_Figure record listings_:
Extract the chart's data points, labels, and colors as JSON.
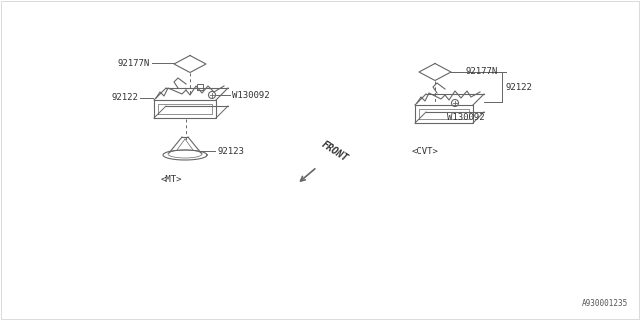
{
  "bg_color": "#ffffff",
  "line_color": "#666666",
  "text_color": "#333333",
  "diagram_id": "A930001235",
  "mt_label": "<MT>",
  "cvt_label": "<CVT>",
  "front_label": "FRONT",
  "fs": 6.5,
  "parts": {
    "part_92177N": "92177N",
    "part_92122": "92122",
    "part_92123": "92123",
    "part_W130092": "W130092",
    "part_92177N_cvt": "92177N",
    "part_92122_cvt": "92122",
    "part_W130092_cvt": "W130092"
  }
}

_Exercise_:
Return all of the data exactly as written, and drop the pictures.

_Answer in full_:
Extract the chart's data points, labels, and colors as JSON.
{
  "bg_color": "#ffffff",
  "line_color": "#666666",
  "text_color": "#333333",
  "diagram_id": "A930001235",
  "mt_label": "<MT>",
  "cvt_label": "<CVT>",
  "front_label": "FRONT",
  "fs": 6.5,
  "parts": {
    "part_92177N": "92177N",
    "part_92122": "92122",
    "part_92123": "92123",
    "part_W130092": "W130092",
    "part_92177N_cvt": "92177N",
    "part_92122_cvt": "92122",
    "part_W130092_cvt": "W130092"
  }
}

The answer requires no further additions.